→ DESCRIPTION OF THE TASK
A word-for-word restatement of all the records is the required answer.
- - - -
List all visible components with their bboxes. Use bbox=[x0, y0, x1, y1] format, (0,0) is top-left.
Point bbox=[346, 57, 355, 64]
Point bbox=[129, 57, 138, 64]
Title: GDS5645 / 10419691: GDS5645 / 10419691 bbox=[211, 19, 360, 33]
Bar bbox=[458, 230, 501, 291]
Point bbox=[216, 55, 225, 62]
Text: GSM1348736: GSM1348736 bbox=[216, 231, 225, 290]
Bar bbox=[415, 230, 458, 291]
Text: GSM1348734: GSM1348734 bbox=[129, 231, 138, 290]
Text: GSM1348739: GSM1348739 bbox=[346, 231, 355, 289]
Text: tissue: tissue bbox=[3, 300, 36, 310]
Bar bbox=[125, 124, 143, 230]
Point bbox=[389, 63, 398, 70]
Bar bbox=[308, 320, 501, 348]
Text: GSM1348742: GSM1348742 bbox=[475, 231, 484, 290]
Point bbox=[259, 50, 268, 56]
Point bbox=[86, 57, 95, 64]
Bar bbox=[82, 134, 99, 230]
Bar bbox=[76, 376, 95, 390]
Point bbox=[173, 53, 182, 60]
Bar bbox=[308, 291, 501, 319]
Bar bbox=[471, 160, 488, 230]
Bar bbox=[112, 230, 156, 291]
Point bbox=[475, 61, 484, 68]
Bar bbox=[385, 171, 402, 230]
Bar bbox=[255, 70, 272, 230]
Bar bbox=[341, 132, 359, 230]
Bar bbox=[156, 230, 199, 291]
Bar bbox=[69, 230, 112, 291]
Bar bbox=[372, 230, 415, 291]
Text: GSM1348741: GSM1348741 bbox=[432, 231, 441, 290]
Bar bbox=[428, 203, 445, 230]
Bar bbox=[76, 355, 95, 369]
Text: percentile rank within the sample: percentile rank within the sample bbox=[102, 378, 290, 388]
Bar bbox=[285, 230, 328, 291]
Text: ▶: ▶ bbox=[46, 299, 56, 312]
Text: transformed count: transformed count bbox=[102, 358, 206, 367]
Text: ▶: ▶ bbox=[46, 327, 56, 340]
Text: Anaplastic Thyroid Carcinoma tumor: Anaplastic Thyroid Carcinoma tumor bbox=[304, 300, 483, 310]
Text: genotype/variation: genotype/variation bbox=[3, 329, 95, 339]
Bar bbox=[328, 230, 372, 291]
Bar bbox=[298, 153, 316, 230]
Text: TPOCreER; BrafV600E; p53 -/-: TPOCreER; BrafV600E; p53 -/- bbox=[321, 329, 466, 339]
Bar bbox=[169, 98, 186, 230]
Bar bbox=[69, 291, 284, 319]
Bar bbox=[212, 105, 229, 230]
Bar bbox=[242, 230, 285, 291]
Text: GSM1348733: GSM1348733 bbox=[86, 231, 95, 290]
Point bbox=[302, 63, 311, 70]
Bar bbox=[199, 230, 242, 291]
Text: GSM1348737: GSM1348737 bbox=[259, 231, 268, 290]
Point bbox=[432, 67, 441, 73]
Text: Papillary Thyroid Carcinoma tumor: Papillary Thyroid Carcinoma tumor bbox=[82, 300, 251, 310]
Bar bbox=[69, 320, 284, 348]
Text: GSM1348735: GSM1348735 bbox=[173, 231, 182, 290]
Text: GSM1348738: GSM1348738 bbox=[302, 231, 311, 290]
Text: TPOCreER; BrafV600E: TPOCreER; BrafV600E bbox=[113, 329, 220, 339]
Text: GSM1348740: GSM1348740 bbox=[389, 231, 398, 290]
- - - -
→ ANSWER FOR THIS EXERCISE
List all visible components with their bboxes. Use bbox=[x0, y0, x1, y1] format, (0,0) is top-left.
Point bbox=[346, 57, 355, 64]
Point bbox=[129, 57, 138, 64]
Title: GDS5645 / 10419691: GDS5645 / 10419691 bbox=[211, 19, 360, 33]
Bar bbox=[458, 230, 501, 291]
Point bbox=[216, 55, 225, 62]
Text: GSM1348736: GSM1348736 bbox=[216, 231, 225, 290]
Bar bbox=[415, 230, 458, 291]
Text: GSM1348734: GSM1348734 bbox=[129, 231, 138, 290]
Text: GSM1348739: GSM1348739 bbox=[346, 231, 355, 289]
Text: tissue: tissue bbox=[3, 300, 36, 310]
Bar bbox=[125, 124, 143, 230]
Point bbox=[389, 63, 398, 70]
Bar bbox=[308, 320, 501, 348]
Text: GSM1348742: GSM1348742 bbox=[475, 231, 484, 290]
Point bbox=[259, 50, 268, 56]
Point bbox=[86, 57, 95, 64]
Bar bbox=[82, 134, 99, 230]
Bar bbox=[76, 376, 95, 390]
Point bbox=[173, 53, 182, 60]
Bar bbox=[308, 291, 501, 319]
Bar bbox=[471, 160, 488, 230]
Bar bbox=[112, 230, 156, 291]
Point bbox=[475, 61, 484, 68]
Bar bbox=[385, 171, 402, 230]
Bar bbox=[255, 70, 272, 230]
Bar bbox=[341, 132, 359, 230]
Bar bbox=[156, 230, 199, 291]
Bar bbox=[69, 230, 112, 291]
Bar bbox=[372, 230, 415, 291]
Text: GSM1348741: GSM1348741 bbox=[432, 231, 441, 290]
Bar bbox=[428, 203, 445, 230]
Bar bbox=[76, 355, 95, 369]
Text: percentile rank within the sample: percentile rank within the sample bbox=[102, 378, 290, 388]
Bar bbox=[285, 230, 328, 291]
Text: ▶: ▶ bbox=[46, 299, 56, 312]
Text: transformed count: transformed count bbox=[102, 358, 206, 367]
Text: ▶: ▶ bbox=[46, 327, 56, 340]
Text: Anaplastic Thyroid Carcinoma tumor: Anaplastic Thyroid Carcinoma tumor bbox=[304, 300, 483, 310]
Text: genotype/variation: genotype/variation bbox=[3, 329, 95, 339]
Bar bbox=[328, 230, 372, 291]
Bar bbox=[298, 153, 316, 230]
Text: TPOCreER; BrafV600E; p53 -/-: TPOCreER; BrafV600E; p53 -/- bbox=[321, 329, 466, 339]
Bar bbox=[169, 98, 186, 230]
Bar bbox=[69, 291, 284, 319]
Bar bbox=[212, 105, 229, 230]
Bar bbox=[242, 230, 285, 291]
Text: GSM1348733: GSM1348733 bbox=[86, 231, 95, 290]
Point bbox=[302, 63, 311, 70]
Bar bbox=[199, 230, 242, 291]
Text: GSM1348737: GSM1348737 bbox=[259, 231, 268, 290]
Point bbox=[432, 67, 441, 73]
Text: Papillary Thyroid Carcinoma tumor: Papillary Thyroid Carcinoma tumor bbox=[82, 300, 251, 310]
Bar bbox=[69, 320, 284, 348]
Text: GSM1348735: GSM1348735 bbox=[173, 231, 182, 290]
Text: GSM1348738: GSM1348738 bbox=[302, 231, 311, 290]
Text: TPOCreER; BrafV600E: TPOCreER; BrafV600E bbox=[113, 329, 220, 339]
Text: GSM1348740: GSM1348740 bbox=[389, 231, 398, 290]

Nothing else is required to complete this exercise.